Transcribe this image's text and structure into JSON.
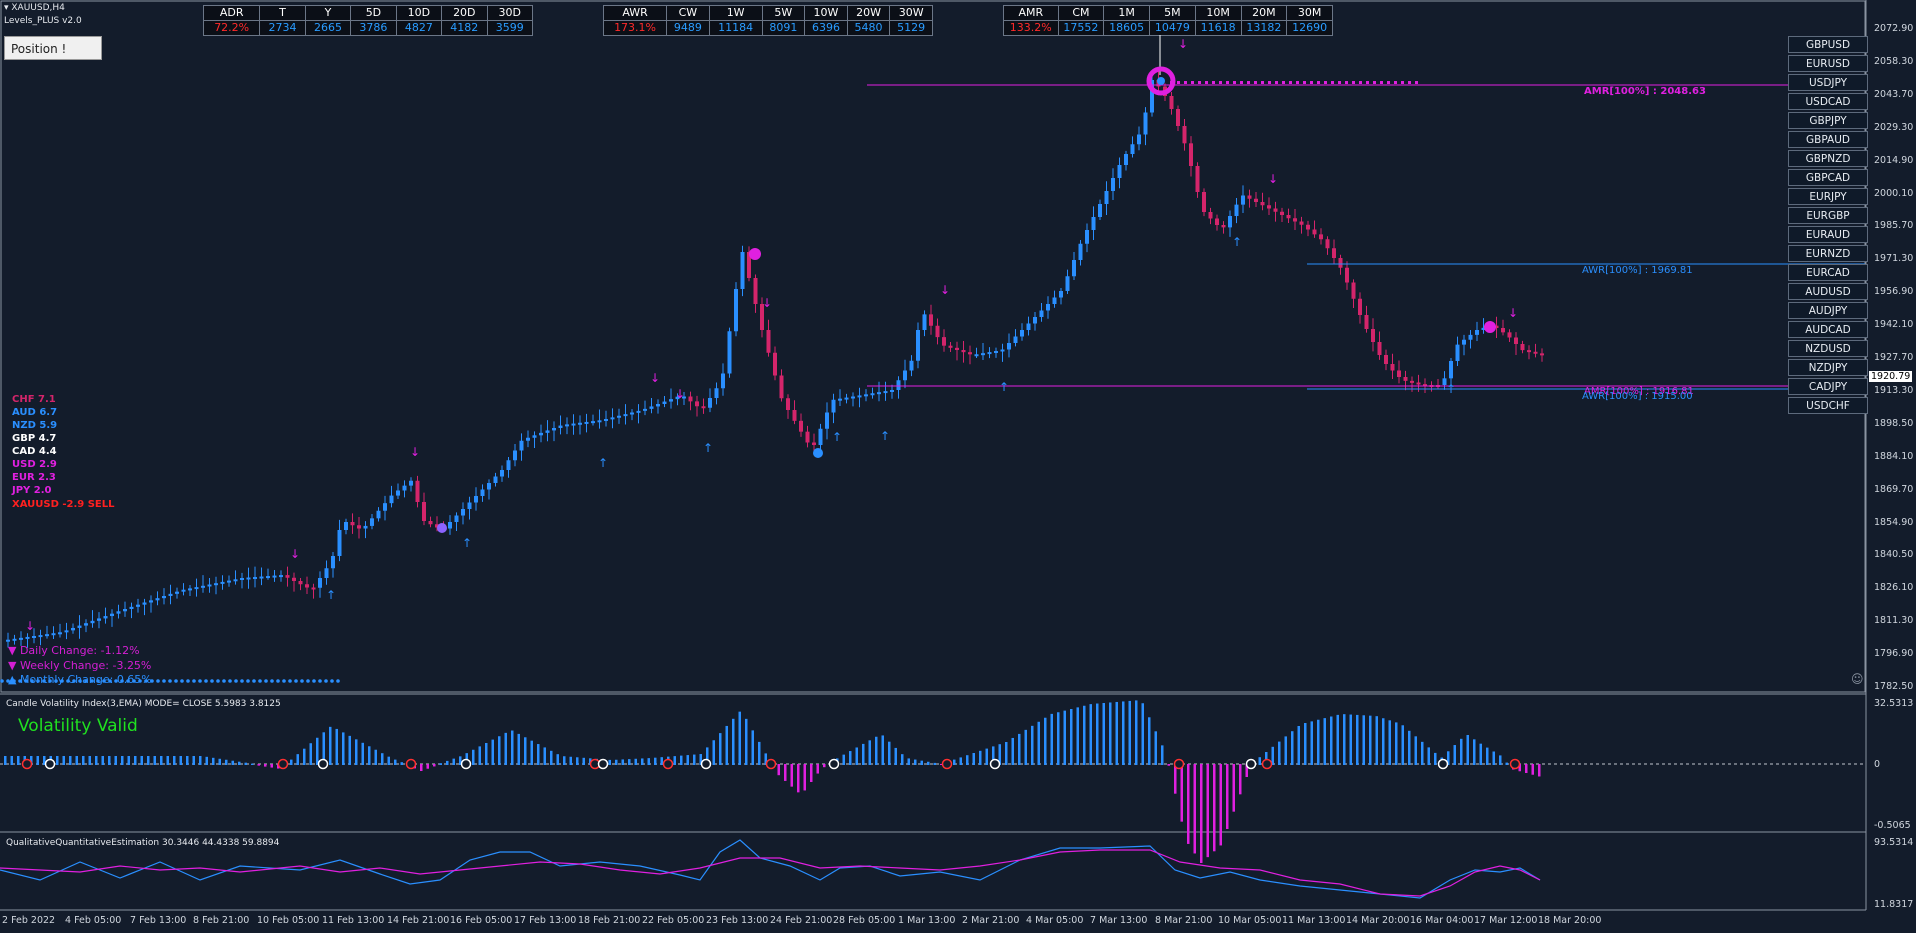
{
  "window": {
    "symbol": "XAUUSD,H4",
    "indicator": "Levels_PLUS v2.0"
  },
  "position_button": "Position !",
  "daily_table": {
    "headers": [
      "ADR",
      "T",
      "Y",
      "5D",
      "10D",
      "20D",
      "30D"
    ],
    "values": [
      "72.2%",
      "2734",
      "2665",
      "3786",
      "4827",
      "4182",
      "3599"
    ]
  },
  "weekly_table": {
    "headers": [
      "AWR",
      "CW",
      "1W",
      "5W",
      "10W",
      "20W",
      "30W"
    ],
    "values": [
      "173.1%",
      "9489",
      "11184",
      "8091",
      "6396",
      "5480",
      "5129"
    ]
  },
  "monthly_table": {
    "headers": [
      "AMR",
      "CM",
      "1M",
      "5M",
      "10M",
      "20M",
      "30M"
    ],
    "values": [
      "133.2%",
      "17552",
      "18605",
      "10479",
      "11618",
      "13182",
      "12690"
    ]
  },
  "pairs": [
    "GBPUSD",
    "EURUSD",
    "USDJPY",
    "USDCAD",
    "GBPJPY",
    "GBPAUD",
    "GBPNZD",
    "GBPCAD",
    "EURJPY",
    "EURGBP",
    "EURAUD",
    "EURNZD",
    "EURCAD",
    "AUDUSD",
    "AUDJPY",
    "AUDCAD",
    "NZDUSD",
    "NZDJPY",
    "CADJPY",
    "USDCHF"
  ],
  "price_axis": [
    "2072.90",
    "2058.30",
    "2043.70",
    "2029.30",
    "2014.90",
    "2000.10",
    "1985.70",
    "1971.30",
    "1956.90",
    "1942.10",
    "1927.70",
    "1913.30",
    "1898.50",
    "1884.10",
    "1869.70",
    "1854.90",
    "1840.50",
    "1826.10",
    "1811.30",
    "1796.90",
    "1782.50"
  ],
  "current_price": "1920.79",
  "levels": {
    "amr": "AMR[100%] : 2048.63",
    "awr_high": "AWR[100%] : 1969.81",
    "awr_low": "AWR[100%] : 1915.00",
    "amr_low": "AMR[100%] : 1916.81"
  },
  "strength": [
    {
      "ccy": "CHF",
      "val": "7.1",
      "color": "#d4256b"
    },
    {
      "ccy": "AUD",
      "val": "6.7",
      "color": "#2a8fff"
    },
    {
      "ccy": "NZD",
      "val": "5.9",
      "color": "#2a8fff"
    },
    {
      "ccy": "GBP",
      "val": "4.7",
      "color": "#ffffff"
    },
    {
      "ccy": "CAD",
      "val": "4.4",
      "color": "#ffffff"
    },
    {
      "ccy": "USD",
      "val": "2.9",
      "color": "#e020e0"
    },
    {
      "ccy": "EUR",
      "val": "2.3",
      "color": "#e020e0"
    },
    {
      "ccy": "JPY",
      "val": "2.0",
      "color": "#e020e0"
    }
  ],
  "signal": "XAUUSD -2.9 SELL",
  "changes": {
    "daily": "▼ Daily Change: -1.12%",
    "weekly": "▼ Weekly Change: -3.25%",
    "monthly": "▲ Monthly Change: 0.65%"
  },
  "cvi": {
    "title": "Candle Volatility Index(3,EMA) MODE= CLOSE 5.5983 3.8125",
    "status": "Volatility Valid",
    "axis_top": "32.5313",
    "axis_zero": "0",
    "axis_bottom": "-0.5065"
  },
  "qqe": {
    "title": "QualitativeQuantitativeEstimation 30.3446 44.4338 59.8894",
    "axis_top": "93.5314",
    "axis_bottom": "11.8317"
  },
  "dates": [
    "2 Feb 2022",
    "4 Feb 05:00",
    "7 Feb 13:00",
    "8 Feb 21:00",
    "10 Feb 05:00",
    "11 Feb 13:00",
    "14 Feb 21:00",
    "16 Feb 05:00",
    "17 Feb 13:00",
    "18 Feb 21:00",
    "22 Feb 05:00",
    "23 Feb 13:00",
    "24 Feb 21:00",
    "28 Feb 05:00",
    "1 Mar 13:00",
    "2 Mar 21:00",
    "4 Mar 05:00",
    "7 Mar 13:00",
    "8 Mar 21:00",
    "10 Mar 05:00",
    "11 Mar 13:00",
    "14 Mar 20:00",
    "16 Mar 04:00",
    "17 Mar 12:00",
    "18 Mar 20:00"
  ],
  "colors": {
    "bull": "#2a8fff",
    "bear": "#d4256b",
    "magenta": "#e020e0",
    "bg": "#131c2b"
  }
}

## WORK TO COMPLETE
Using the records above, retype everything exactly except the pictures.

## FINAL RESULT
Transcribe this image's text and structure into JSON.
{
  "window": {
    "symbol": "XAUUSD,H4",
    "indicator": "Levels_PLUS v2.0"
  },
  "position_button": "Position !",
  "daily_table": {
    "headers": [
      "ADR",
      "T",
      "Y",
      "5D",
      "10D",
      "20D",
      "30D"
    ],
    "values": [
      "72.2%",
      "2734",
      "2665",
      "3786",
      "4827",
      "4182",
      "3599"
    ]
  },
  "weekly_table": {
    "headers": [
      "AWR",
      "CW",
      "1W",
      "5W",
      "10W",
      "20W",
      "30W"
    ],
    "values": [
      "173.1%",
      "9489",
      "11184",
      "8091",
      "6396",
      "5480",
      "5129"
    ]
  },
  "monthly_table": {
    "headers": [
      "AMR",
      "CM",
      "1M",
      "5M",
      "10M",
      "20M",
      "30M"
    ],
    "values": [
      "133.2%",
      "17552",
      "18605",
      "10479",
      "11618",
      "13182",
      "12690"
    ]
  },
  "pairs": [
    "GBPUSD",
    "EURUSD",
    "USDJPY",
    "USDCAD",
    "GBPJPY",
    "GBPAUD",
    "GBPNZD",
    "GBPCAD",
    "EURJPY",
    "EURGBP",
    "EURAUD",
    "EURNZD",
    "EURCAD",
    "AUDUSD",
    "AUDJPY",
    "AUDCAD",
    "NZDUSD",
    "NZDJPY",
    "CADJPY",
    "USDCHF"
  ],
  "price_axis": [
    "2072.90",
    "2058.30",
    "2043.70",
    "2029.30",
    "2014.90",
    "2000.10",
    "1985.70",
    "1971.30",
    "1956.90",
    "1942.10",
    "1927.70",
    "1913.30",
    "1898.50",
    "1884.10",
    "1869.70",
    "1854.90",
    "1840.50",
    "1826.10",
    "1811.30",
    "1796.90",
    "1782.50"
  ],
  "current_price": "1920.79",
  "levels": {
    "amr": "AMR[100%] : 2048.63",
    "awr_high": "AWR[100%] : 1969.81",
    "awr_low": "AWR[100%] : 1915.00",
    "amr_low": "AMR[100%] : 1916.81"
  },
  "strength": [
    {
      "ccy": "CHF",
      "val": "7.1",
      "color": "#d4256b"
    },
    {
      "ccy": "AUD",
      "val": "6.7",
      "color": "#2a8fff"
    },
    {
      "ccy": "NZD",
      "val": "5.9",
      "color": "#2a8fff"
    },
    {
      "ccy": "GBP",
      "val": "4.7",
      "color": "#ffffff"
    },
    {
      "ccy": "CAD",
      "val": "4.4",
      "color": "#ffffff"
    },
    {
      "ccy": "USD",
      "val": "2.9",
      "color": "#e020e0"
    },
    {
      "ccy": "EUR",
      "val": "2.3",
      "color": "#e020e0"
    },
    {
      "ccy": "JPY",
      "val": "2.0",
      "color": "#e020e0"
    }
  ],
  "signal": "XAUUSD -2.9 SELL",
  "changes": {
    "daily": "▼ Daily Change: -1.12%",
    "weekly": "▼ Weekly Change: -3.25%",
    "monthly": "▲ Monthly Change: 0.65%"
  },
  "cvi": {
    "title": "Candle Volatility Index(3,EMA) MODE= CLOSE 5.5983 3.8125",
    "status": "Volatility Valid",
    "axis_top": "32.5313",
    "axis_zero": "0",
    "axis_bottom": "-0.5065"
  },
  "qqe": {
    "title": "QualitativeQuantitativeEstimation 30.3446 44.4338 59.8894",
    "axis_top": "93.5314",
    "axis_bottom": "11.8317"
  },
  "dates": [
    "2 Feb 2022",
    "4 Feb 05:00",
    "7 Feb 13:00",
    "8 Feb 21:00",
    "10 Feb 05:00",
    "11 Feb 13:00",
    "14 Feb 21:00",
    "16 Feb 05:00",
    "17 Feb 13:00",
    "18 Feb 21:00",
    "22 Feb 05:00",
    "23 Feb 13:00",
    "24 Feb 21:00",
    "28 Feb 05:00",
    "1 Mar 13:00",
    "2 Mar 21:00",
    "4 Mar 05:00",
    "7 Mar 13:00",
    "8 Mar 21:00",
    "10 Mar 05:00",
    "11 Mar 13:00",
    "14 Mar 20:00",
    "16 Mar 04:00",
    "17 Mar 12:00",
    "18 Mar 20:00"
  ],
  "colors": {
    "bull": "#2a8fff",
    "bear": "#d4256b",
    "magenta": "#e020e0",
    "bg": "#131c2b"
  }
}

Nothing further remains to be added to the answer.